- RECORD SET:
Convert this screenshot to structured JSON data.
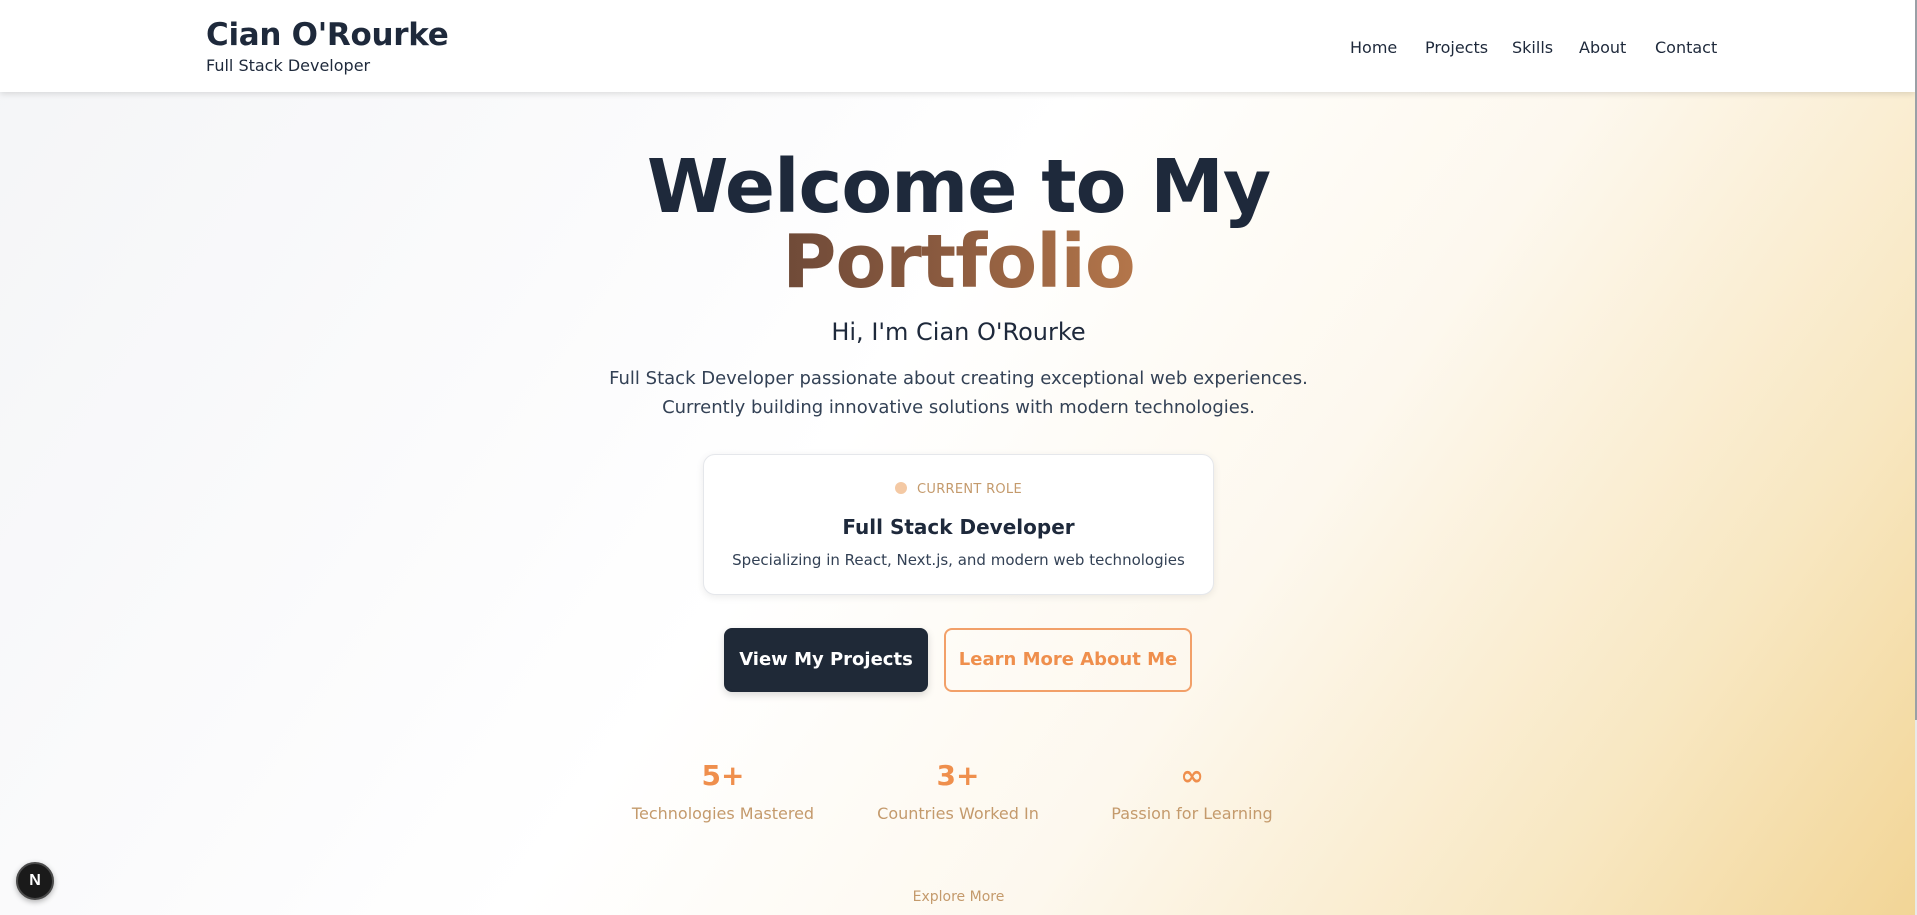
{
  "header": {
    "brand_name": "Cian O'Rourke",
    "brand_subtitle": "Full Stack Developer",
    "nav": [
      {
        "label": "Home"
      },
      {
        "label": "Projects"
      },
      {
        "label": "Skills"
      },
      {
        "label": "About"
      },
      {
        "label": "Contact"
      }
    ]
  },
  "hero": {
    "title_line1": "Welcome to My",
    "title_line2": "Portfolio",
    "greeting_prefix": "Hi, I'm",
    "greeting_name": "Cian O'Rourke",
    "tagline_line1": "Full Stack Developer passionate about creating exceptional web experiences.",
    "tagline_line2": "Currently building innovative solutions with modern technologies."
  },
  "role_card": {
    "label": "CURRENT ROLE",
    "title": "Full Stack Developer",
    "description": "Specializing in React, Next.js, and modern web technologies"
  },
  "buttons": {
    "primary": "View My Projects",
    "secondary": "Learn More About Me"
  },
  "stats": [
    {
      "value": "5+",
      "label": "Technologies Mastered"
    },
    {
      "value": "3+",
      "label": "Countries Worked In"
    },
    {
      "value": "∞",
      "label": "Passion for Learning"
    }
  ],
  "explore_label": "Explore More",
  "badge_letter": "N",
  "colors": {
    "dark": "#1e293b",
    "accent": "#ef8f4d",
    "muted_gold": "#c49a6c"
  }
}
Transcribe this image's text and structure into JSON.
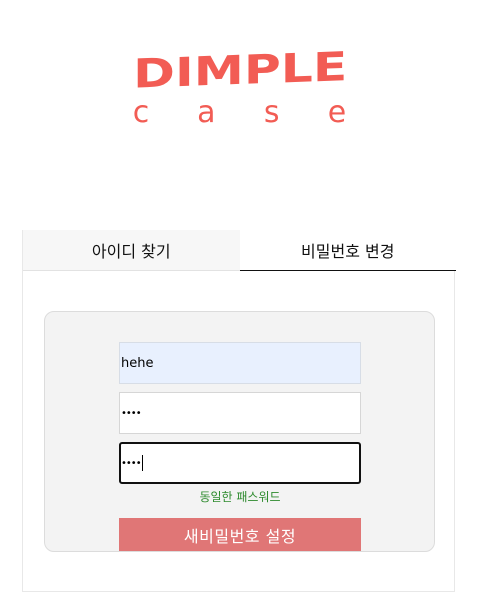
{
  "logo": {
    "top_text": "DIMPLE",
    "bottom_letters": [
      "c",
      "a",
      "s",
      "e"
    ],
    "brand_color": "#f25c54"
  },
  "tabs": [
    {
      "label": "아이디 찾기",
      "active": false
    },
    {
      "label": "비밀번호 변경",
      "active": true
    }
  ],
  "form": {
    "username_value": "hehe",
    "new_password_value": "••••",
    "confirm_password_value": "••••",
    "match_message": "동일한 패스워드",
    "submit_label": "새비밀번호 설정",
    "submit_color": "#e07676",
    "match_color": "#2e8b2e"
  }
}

- OBJECTIVE:
Copy the final stretch of lines, starting at the one that holds "Transcribe this image's" and ending at the last line of the data, exactly; omit pictures.

- ANSWER TO THIS EXERCISE:
Transcribe this image's text and structure into JSON.
{
  "logo": {
    "top_text": "DIMPLE",
    "bottom_letters": [
      "c",
      "a",
      "s",
      "e"
    ],
    "brand_color": "#f25c54"
  },
  "tabs": [
    {
      "label": "아이디 찾기",
      "active": false
    },
    {
      "label": "비밀번호 변경",
      "active": true
    }
  ],
  "form": {
    "username_value": "hehe",
    "new_password_value": "••••",
    "confirm_password_value": "••••",
    "match_message": "동일한 패스워드",
    "submit_label": "새비밀번호 설정",
    "submit_color": "#e07676",
    "match_color": "#2e8b2e"
  }
}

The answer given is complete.